WORK TO DO →
In this exercise, reproduce all the entries that follow exactly.

DATA PROVIDED →
***
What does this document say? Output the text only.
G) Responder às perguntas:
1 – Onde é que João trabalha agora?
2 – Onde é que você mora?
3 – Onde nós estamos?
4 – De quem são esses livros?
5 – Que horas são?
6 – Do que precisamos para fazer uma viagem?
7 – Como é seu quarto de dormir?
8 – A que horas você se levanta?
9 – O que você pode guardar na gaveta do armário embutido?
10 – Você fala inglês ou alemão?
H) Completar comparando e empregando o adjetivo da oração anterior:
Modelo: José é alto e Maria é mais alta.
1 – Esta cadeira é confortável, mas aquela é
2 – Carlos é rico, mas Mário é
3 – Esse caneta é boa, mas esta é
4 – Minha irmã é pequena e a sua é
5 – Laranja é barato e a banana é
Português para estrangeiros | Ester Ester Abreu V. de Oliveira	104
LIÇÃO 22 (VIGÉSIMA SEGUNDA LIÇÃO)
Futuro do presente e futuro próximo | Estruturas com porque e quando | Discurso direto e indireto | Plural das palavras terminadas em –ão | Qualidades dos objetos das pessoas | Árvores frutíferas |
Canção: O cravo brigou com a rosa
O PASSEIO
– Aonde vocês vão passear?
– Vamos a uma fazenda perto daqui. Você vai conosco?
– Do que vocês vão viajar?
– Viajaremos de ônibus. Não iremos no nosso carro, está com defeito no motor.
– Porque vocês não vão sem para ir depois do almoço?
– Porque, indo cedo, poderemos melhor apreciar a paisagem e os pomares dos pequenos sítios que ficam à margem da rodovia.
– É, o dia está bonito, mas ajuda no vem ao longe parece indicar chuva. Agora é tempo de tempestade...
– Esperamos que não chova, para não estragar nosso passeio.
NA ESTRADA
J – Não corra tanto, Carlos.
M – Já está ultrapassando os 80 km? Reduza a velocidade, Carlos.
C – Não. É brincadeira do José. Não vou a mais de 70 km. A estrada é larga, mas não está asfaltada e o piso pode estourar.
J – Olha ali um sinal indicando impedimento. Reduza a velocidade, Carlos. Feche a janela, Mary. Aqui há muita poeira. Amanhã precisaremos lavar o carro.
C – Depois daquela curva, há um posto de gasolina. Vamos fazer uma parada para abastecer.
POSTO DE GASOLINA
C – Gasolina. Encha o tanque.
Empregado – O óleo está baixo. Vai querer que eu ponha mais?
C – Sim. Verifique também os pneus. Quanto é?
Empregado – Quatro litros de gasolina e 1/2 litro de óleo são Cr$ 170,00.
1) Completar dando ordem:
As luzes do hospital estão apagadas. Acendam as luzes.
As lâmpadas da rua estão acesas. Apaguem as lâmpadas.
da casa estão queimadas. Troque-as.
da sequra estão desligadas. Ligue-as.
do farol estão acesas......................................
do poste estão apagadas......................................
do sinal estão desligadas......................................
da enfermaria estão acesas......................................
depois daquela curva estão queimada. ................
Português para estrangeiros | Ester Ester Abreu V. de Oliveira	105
***
SOLUTION FOR THIS PROBLEM →
What does this document say? Output the text only.
G) Responder às perguntas:
1 – Onde é que João trabalha agora?
2 – Onde é que você mora?
3 – Onde nós estamos?
4 – De quem são esses livros?
5 – Que horas são?
6 – Do que precisamos para fazer uma viagem?
7 – Como é seu quarto de dormir?
8 – A que horas você se levanta?
9 – O que você pode guardar na gaveta do armário embutido?
10 – Você fala inglês ou alemão?
H) Completar comparando e empregando o adjetivo da oração anterior:
Modelo: José é alto e Maria é mais alta.
1 – Esta cadeira é confortável, mas aquela é
2 – Carlos é rico, mas Mário é
3 – Esse caneta é boa, mas esta é
4 – Minha irmã é pequena e a sua é
5 – Laranja é barato e a banana é
Português para estrangeiros | Ester Ester Abreu V. de Oliveira	104
LIÇÃO 22 (VIGÉSIMA SEGUNDA LIÇÃO)
Futuro do presente e futuro próximo | Estruturas com porque e quando | Discurso direto e indireto | Plural das palavras terminadas em –ão | Qualidades dos objetos das pessoas | Árvores frutíferas |
Canção: O cravo brigou com a rosa
O PASSEIO
– Aonde vocês vão passear?
– Vamos a uma fazenda perto daqui. Você vai conosco?
– Do que vocês vão viajar?
– Viajaremos de ônibus. Não iremos no nosso carro, está com defeito no motor.
– Porque vocês não vão sem para ir depois do almoço?
– Porque, indo cedo, poderemos melhor apreciar a paisagem e os pomares dos pequenos sítios que ficam à margem da rodovia.
– É, o dia está bonito, mas ajuda no vem ao longe parece indicar chuva. Agora é tempo de tempestade...
– Esperamos que não chova, para não estragar nosso passeio.
NA ESTRADA
J – Não corra tanto, Carlos.
M – Já está ultrapassando os 80 km? Reduza a velocidade, Carlos.
C – Não. É brincadeira do José. Não vou a mais de 70 km. A estrada é larga, mas não está asfaltada e o piso pode estourar.
J – Olha ali um sinal indicando impedimento. Reduza a velocidade, Carlos. Feche a janela, Mary. Aqui há muita poeira. Amanhã precisaremos lavar o carro.
C – Depois daquela curva, há um posto de gasolina. Vamos fazer uma parada para abastecer.
POSTO DE GASOLINA
C – Gasolina. Encha o tanque.
Empregado – O óleo está baixo. Vai querer que eu ponha mais?
C – Sim. Verifique também os pneus. Quanto é?
Empregado – Quatro litros de gasolina e 1/2 litro de óleo são Cr$ 170,00.
1) Completar dando ordem:
As luzes do hospital estão apagadas. Acendam as luzes.
As lâmpadas da rua estão acesas. Apaguem as lâmpadas.
da casa estão queimadas. Troque-as.
da sequra estão desligadas. Ligue-as.
do farol estão acesas......................................
do poste estão apagadas......................................
do sinal estão desligadas......................................
da enfermaria estão acesas......................................
depois daquela curva estão queimada. ................
Português para estrangeiros | Ester Ester Abreu V. de Oliveira	105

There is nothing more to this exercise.